# The request:
Gather all lines with "name" from the records.

start

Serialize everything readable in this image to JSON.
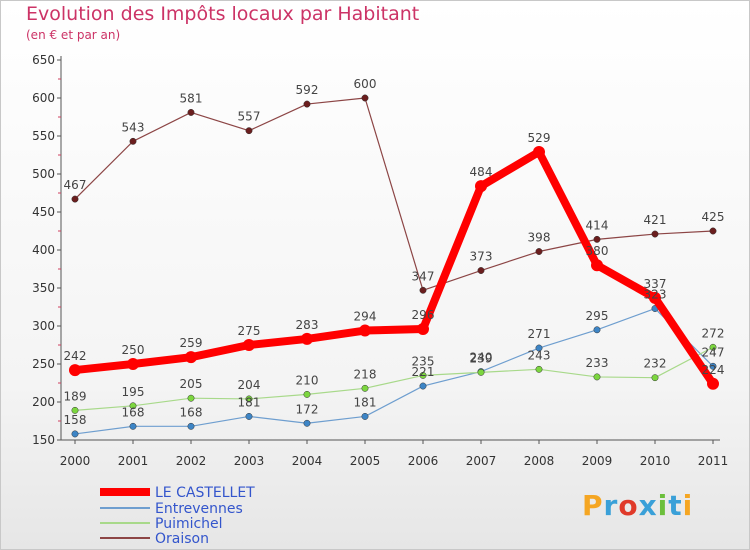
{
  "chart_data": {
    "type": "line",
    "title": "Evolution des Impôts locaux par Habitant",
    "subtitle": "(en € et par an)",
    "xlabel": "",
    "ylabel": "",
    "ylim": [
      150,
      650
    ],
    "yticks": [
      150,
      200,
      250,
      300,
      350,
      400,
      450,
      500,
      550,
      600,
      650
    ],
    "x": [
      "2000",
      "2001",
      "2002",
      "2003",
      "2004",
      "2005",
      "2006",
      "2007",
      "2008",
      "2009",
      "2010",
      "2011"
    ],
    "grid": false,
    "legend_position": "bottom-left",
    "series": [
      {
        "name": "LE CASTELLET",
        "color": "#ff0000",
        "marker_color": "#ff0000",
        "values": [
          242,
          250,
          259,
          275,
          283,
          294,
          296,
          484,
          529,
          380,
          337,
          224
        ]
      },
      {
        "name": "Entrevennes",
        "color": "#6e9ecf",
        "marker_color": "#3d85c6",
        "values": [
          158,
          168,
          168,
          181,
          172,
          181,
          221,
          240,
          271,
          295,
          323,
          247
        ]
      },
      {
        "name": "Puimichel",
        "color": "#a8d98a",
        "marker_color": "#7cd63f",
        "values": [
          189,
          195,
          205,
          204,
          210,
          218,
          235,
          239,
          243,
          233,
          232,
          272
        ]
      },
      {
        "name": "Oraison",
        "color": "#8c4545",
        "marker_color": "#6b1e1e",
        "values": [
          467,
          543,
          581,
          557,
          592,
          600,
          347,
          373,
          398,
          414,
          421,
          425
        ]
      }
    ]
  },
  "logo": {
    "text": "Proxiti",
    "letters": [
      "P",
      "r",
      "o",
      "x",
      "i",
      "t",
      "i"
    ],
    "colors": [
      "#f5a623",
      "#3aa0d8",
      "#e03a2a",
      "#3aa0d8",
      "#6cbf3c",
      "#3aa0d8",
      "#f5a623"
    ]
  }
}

end
start

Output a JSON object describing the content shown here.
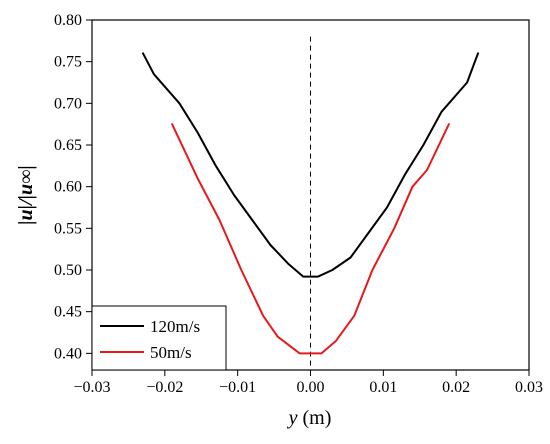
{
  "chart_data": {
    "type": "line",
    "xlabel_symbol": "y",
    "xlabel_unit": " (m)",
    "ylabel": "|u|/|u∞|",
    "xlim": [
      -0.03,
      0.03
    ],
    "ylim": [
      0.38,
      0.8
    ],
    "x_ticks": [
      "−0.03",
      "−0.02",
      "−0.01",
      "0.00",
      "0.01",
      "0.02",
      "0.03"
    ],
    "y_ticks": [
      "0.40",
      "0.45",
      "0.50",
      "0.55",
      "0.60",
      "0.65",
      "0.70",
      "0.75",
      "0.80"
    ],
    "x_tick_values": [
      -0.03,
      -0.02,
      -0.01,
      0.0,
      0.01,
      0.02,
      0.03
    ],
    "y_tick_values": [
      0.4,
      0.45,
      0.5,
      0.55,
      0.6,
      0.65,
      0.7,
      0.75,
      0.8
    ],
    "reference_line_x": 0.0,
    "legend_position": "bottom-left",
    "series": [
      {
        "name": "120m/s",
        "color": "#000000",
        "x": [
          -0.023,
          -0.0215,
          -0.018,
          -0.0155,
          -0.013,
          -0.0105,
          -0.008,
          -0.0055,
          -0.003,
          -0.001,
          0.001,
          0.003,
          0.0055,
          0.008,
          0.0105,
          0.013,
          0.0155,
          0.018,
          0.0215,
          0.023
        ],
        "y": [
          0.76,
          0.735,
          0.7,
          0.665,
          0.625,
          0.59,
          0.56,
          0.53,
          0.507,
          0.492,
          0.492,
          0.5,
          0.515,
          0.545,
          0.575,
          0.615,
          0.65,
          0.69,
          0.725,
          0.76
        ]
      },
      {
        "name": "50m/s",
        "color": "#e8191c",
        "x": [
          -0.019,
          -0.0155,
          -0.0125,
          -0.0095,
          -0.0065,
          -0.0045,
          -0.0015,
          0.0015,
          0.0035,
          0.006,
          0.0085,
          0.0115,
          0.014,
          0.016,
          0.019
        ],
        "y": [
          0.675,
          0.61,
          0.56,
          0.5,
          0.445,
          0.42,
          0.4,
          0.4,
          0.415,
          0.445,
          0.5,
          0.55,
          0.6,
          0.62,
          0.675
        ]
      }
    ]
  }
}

end

# Written response:
        "name": "LE CASTELLET",
        "name": "Entrevennes",
        "name": "Puimichel",
        "name": "Oraison",
        "name": "120m/s",
        "name": "50m/s",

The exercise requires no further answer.